**What is being asked**
Set down every record once more, exactly as given.

═════ Material provided ═════

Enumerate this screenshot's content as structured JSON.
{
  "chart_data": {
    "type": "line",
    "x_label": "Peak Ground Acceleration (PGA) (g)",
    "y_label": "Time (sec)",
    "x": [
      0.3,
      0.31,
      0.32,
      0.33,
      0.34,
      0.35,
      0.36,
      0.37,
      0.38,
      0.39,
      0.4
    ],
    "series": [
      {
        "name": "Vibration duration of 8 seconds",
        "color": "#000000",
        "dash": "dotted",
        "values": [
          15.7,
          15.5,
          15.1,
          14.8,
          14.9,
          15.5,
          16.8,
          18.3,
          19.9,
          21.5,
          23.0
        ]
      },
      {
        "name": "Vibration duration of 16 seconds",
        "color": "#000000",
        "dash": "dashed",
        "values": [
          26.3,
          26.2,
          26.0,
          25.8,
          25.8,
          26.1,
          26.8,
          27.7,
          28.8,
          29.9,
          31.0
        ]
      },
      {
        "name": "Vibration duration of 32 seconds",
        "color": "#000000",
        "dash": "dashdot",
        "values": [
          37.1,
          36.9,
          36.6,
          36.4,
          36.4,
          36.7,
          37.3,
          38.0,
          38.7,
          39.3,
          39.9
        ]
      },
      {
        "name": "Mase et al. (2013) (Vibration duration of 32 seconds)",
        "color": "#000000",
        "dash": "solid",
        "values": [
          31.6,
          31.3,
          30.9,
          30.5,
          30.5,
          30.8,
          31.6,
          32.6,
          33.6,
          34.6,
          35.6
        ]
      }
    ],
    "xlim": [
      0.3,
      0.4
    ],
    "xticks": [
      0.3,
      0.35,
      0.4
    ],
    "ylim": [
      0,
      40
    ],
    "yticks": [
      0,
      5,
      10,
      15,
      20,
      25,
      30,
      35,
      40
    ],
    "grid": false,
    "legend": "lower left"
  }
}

═════

**Result**
Enumerate this screenshot's content as structured JSON.
{
  "chart_data": {
    "type": "line",
    "x_label": "Peak Ground Acceleration (PGA) (g)",
    "y_label": "Time (sec)",
    "x": [
      0.3,
      0.31,
      0.32,
      0.33,
      0.34,
      0.35,
      0.36,
      0.37,
      0.38,
      0.39,
      0.4
    ],
    "series": [
      {
        "name": "Vibration duration of 8 seconds",
        "color": "#000000",
        "dash": "dotted",
        "values": [
          15.7,
          15.5,
          15.1,
          14.8,
          14.9,
          15.5,
          16.8,
          18.3,
          19.9,
          21.5,
          23.0
        ]
      },
      {
        "name": "Vibration duration of 16 seconds",
        "color": "#000000",
        "dash": "dashed",
        "values": [
          26.3,
          26.2,
          26.0,
          25.8,
          25.8,
          26.1,
          26.8,
          27.7,
          28.8,
          29.9,
          31.0
        ]
      },
      {
        "name": "Vibration duration of 32 seconds",
        "color": "#000000",
        "dash": "dashdot",
        "values": [
          37.1,
          36.9,
          36.6,
          36.4,
          36.4,
          36.7,
          37.3,
          38.0,
          38.7,
          39.3,
          39.9
        ]
      },
      {
        "name": "Mase et al. (2013) (Vibration duration of 32 seconds)",
        "color": "#000000",
        "dash": "solid",
        "values": [
          31.6,
          31.3,
          30.9,
          30.5,
          30.5,
          30.8,
          31.6,
          32.6,
          33.6,
          34.6,
          35.6
        ]
      }
    ],
    "xlim": [
      0.3,
      0.4
    ],
    "xticks": [
      0.3,
      0.35,
      0.4
    ],
    "ylim": [
      0,
      40
    ],
    "yticks": [
      0,
      5,
      10,
      15,
      20,
      25,
      30,
      35,
      40
    ],
    "grid": false,
    "legend": "lower left"
  }
}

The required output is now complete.